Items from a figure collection
--

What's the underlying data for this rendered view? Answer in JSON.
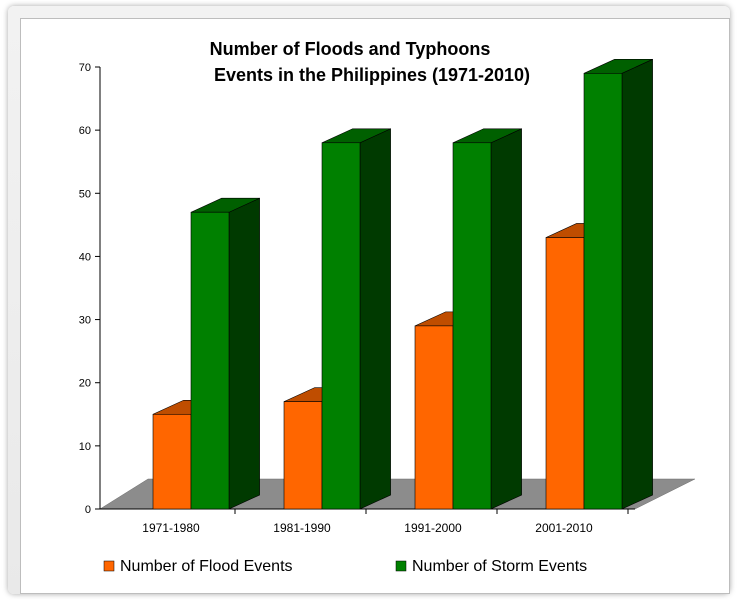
{
  "chart_data": {
    "type": "bar",
    "title_lines": [
      "Number of Floods and Typhoons",
      "Events in the Philippines (1971-2010)"
    ],
    "categories": [
      "1971-1980",
      "1981-1990",
      "1991-2000",
      "2001-2010"
    ],
    "series": [
      {
        "name": "Number of Flood Events",
        "values": [
          15,
          17,
          29,
          43
        ],
        "color": "#ff6600"
      },
      {
        "name": "Number of Storm Events",
        "values": [
          47,
          58,
          58,
          69
        ],
        "color": "#008000"
      }
    ],
    "ylim": [
      0,
      70
    ],
    "yticks": [
      0,
      10,
      20,
      30,
      40,
      50,
      60,
      70
    ],
    "legend_position": "bottom",
    "three_d": true,
    "floor_color": "#8c8c8c"
  }
}
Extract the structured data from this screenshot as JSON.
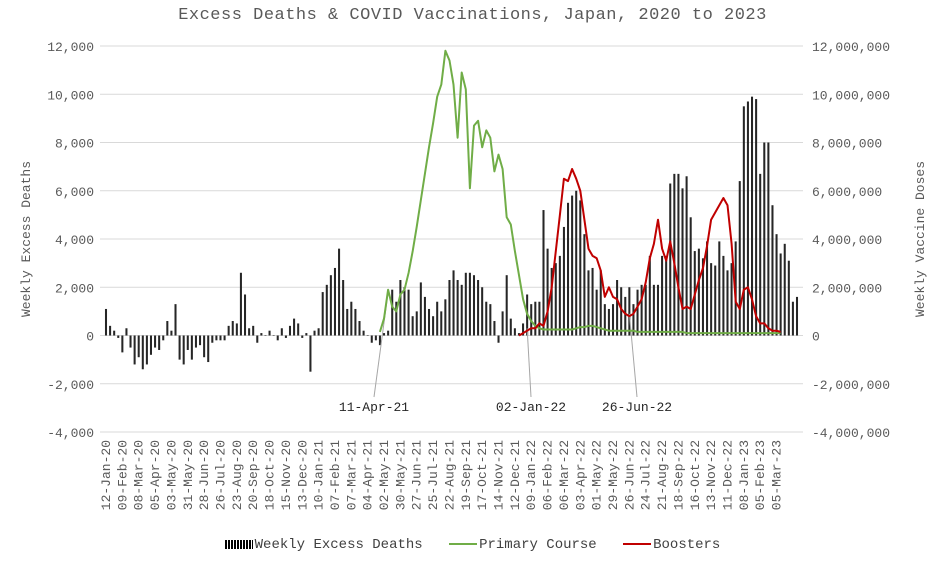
{
  "chart_data": {
    "type": "bar",
    "title": "Excess Deaths & COVID Vaccinations, Japan, 2020 to 2023",
    "ylabel": "Weekly Excess Deaths",
    "ylabel_right": "Weekly Vaccine Doses",
    "ylim": [
      -4000,
      12000
    ],
    "ylim_right": [
      -4000000,
      12000000
    ],
    "y_ticks": [
      "-4,000",
      "-2,000",
      "0",
      "2,000",
      "4,000",
      "6,000",
      "8,000",
      "10,000",
      "12,000"
    ],
    "y_right_ticks": [
      "-4,000,000",
      "-2,000,000",
      "0",
      "2,000,000",
      "4,000,000",
      "6,000,000",
      "8,000,000",
      "10,000,000",
      "12,000,000"
    ],
    "grid": true,
    "legend_position": "bottom",
    "x_tick_labels": [
      "12-Jan-20",
      "09-Feb-20",
      "08-Mar-20",
      "05-Apr-20",
      "03-May-20",
      "31-May-20",
      "28-Jun-20",
      "26-Jul-20",
      "23-Aug-20",
      "20-Sep-20",
      "18-Oct-20",
      "15-Nov-20",
      "13-Dec-20",
      "10-Jan-21",
      "07-Feb-21",
      "07-Mar-21",
      "04-Apr-21",
      "02-May-21",
      "30-May-21",
      "27-Jun-21",
      "25-Jul-21",
      "22-Aug-21",
      "19-Sep-21",
      "17-Oct-21",
      "14-Nov-21",
      "12-Dec-21",
      "09-Jan-22",
      "06-Feb-22",
      "06-Mar-22",
      "03-Apr-22",
      "01-May-22",
      "29-May-22",
      "26-Jun-22",
      "24-Jul-22",
      "21-Aug-22",
      "18-Sep-22",
      "16-Oct-22",
      "13-Nov-22",
      "11-Dec-22",
      "08-Jan-23",
      "05-Feb-23",
      "05-Mar-23"
    ],
    "series": [
      {
        "name": "Weekly Excess Deaths",
        "kind": "bar",
        "color": "#262626",
        "values": [
          1100,
          400,
          200,
          -100,
          -700,
          300,
          -500,
          -1200,
          -900,
          -1400,
          -1200,
          -800,
          -500,
          -600,
          -200,
          600,
          200,
          1300,
          -1000,
          -1200,
          -600,
          -1000,
          -500,
          -400,
          -900,
          -1100,
          -300,
          -200,
          -200,
          -200,
          400,
          600,
          500,
          2600,
          1700,
          300,
          400,
          -300,
          100,
          0,
          200,
          0,
          -200,
          300,
          -100,
          400,
          700,
          500,
          -100,
          100,
          -1500,
          200,
          300,
          1800,
          2100,
          2500,
          2800,
          3600,
          2300,
          1100,
          1400,
          1100,
          600,
          200,
          0,
          -300,
          -200,
          -400,
          100,
          200,
          1900,
          1400,
          2300,
          2000,
          1900,
          800,
          1000,
          2200,
          1600,
          1100,
          800,
          1400,
          1000,
          1500,
          2300,
          2700,
          2300,
          2100,
          2600,
          2600,
          2500,
          2300,
          2000,
          1400,
          1300,
          600,
          -300,
          1000,
          2500,
          700,
          300,
          100,
          500,
          1700,
          1300,
          1400,
          1400,
          5200,
          3600,
          2800,
          3000,
          3300,
          4500,
          5500,
          5800,
          6000,
          5600,
          4200,
          2700,
          2800,
          1900,
          2700,
          1300,
          1100,
          1300,
          2300,
          2000,
          1600,
          2000,
          1300,
          1900,
          2100,
          2100,
          3300,
          2100,
          2100,
          3300,
          3300,
          6300,
          6700,
          6700,
          6100,
          6600,
          4900,
          3500,
          3600,
          3200,
          3900,
          3000,
          2900,
          3900,
          3300,
          2700,
          3000,
          3900,
          6400,
          9500,
          9700,
          9900,
          9800,
          6700,
          8000,
          8000,
          5400,
          4200,
          3400,
          3800,
          3100,
          1400,
          1600
        ]
      },
      {
        "name": "Primary Course",
        "kind": "line",
        "color": "#70ad47",
        "values": [
          150000,
          700000,
          1900000,
          1200000,
          1000000,
          1700000,
          1900000,
          2600000,
          3500000,
          4500000,
          5600000,
          6700000,
          7800000,
          8800000,
          9900000,
          10400000,
          11800000,
          11400000,
          10400000,
          8200000,
          10900000,
          10200000,
          6100000,
          8700000,
          8900000,
          7800000,
          8500000,
          8200000,
          6800000,
          7500000,
          6900000,
          4900000,
          4600000,
          3500000,
          2500000,
          1500000,
          900000,
          600000,
          400000,
          300000,
          250000,
          250000,
          250000,
          250000,
          250000,
          250000,
          250000,
          250000,
          300000,
          350000,
          350000,
          400000,
          400000,
          350000,
          300000,
          250000,
          200000,
          200000,
          200000,
          200000,
          200000,
          200000,
          200000,
          150000,
          150000,
          150000,
          150000,
          150000,
          150000,
          150000,
          150000,
          150000,
          150000,
          150000,
          150000,
          100000,
          100000,
          100000,
          100000,
          100000,
          100000,
          100000,
          100000,
          100000,
          100000,
          100000,
          100000,
          100000,
          100000,
          100000,
          100000,
          100000,
          100000,
          100000,
          100000,
          100000,
          100000,
          100000,
          100000
        ]
      },
      {
        "name": "Boosters",
        "kind": "line",
        "color": "#c00000",
        "values": [
          0,
          100000,
          200000,
          300000,
          300000,
          500000,
          400000,
          1000000,
          2000000,
          3500000,
          5000000,
          6500000,
          6400000,
          6900000,
          6500000,
          6000000,
          4800000,
          3600000,
          3300000,
          3200000,
          2700000,
          1600000,
          2000000,
          1600000,
          1500000,
          1100000,
          900000,
          800000,
          900000,
          1200000,
          1500000,
          2200000,
          3200000,
          3800000,
          4800000,
          3600000,
          3100000,
          3900000,
          3000000,
          2000000,
          1100000,
          1200000,
          1100000,
          1700000,
          2300000,
          2800000,
          3700000,
          4800000,
          5100000,
          5400000,
          5700000,
          5400000,
          3800000,
          1400000,
          1100000,
          1900000,
          2000000,
          1500000,
          800000,
          500000,
          500000,
          300000,
          200000,
          200000,
          150000
        ]
      }
    ],
    "annotations": [
      "11-Apr-21",
      "02-Jan-22",
      "26-Jun-22"
    ]
  }
}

--

● **YOUR OBJECTIVE**: Collect every line above that contains the word "Number".

● **RESULT OF THE EXERCISE**:
      "Number of Floods and Typhoons",
        "name": "Number of Flood Events",
        "name": "Number of Storm Events",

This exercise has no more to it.